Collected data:

◇ ◇ ◇ ◇ ◇

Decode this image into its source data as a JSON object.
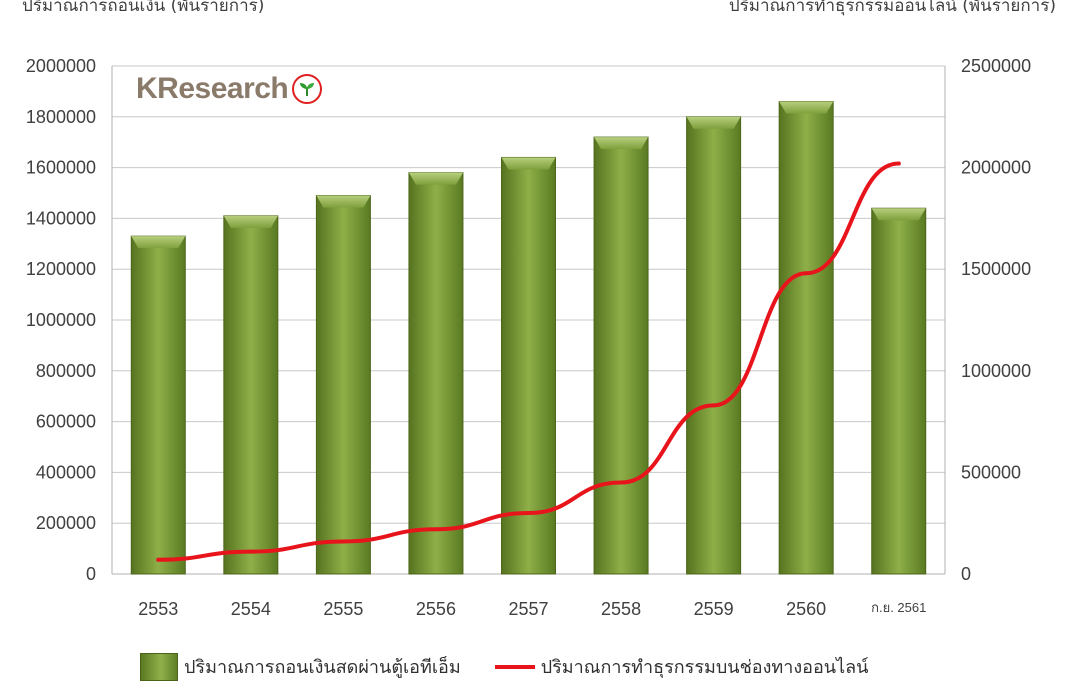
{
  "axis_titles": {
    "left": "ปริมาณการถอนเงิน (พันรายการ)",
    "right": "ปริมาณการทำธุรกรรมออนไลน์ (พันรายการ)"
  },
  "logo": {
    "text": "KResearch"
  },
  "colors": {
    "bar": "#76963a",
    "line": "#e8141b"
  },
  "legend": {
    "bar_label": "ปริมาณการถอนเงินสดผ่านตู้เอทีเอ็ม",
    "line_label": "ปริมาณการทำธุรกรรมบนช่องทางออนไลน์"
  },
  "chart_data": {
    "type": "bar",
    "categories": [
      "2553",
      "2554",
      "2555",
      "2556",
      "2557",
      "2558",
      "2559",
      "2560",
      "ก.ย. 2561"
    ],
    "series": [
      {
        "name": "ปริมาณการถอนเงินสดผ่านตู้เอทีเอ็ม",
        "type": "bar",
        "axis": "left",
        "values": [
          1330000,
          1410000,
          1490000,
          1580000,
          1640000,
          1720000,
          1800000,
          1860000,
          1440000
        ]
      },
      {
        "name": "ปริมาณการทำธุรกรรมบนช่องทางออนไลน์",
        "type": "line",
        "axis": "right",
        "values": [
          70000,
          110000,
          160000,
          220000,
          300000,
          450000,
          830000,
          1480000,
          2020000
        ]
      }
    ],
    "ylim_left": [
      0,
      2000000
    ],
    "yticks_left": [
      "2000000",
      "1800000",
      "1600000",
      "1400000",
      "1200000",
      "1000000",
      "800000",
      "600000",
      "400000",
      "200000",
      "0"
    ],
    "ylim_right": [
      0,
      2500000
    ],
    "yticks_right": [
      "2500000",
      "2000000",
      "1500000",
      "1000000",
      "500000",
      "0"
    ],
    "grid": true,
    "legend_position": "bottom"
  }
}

◇ ◇ ◇ ◇ ◇

Exactly reproduce the entries above, minus the pictures.

- Response to the task
Decode this image into its source data as a JSON object.
{
  "axis_titles": {
    "left": "ปริมาณการถอนเงิน (พันรายการ)",
    "right": "ปริมาณการทำธุรกรรมออนไลน์ (พันรายการ)"
  },
  "logo": {
    "text": "KResearch"
  },
  "colors": {
    "bar": "#76963a",
    "line": "#e8141b"
  },
  "legend": {
    "bar_label": "ปริมาณการถอนเงินสดผ่านตู้เอทีเอ็ม",
    "line_label": "ปริมาณการทำธุรกรรมบนช่องทางออนไลน์"
  },
  "chart_data": {
    "type": "bar",
    "categories": [
      "2553",
      "2554",
      "2555",
      "2556",
      "2557",
      "2558",
      "2559",
      "2560",
      "ก.ย. 2561"
    ],
    "series": [
      {
        "name": "ปริมาณการถอนเงินสดผ่านตู้เอทีเอ็ม",
        "type": "bar",
        "axis": "left",
        "values": [
          1330000,
          1410000,
          1490000,
          1580000,
          1640000,
          1720000,
          1800000,
          1860000,
          1440000
        ]
      },
      {
        "name": "ปริมาณการทำธุรกรรมบนช่องทางออนไลน์",
        "type": "line",
        "axis": "right",
        "values": [
          70000,
          110000,
          160000,
          220000,
          300000,
          450000,
          830000,
          1480000,
          2020000
        ]
      }
    ],
    "ylim_left": [
      0,
      2000000
    ],
    "yticks_left": [
      "2000000",
      "1800000",
      "1600000",
      "1400000",
      "1200000",
      "1000000",
      "800000",
      "600000",
      "400000",
      "200000",
      "0"
    ],
    "ylim_right": [
      0,
      2500000
    ],
    "yticks_right": [
      "2500000",
      "2000000",
      "1500000",
      "1000000",
      "500000",
      "0"
    ],
    "grid": true,
    "legend_position": "bottom"
  }
}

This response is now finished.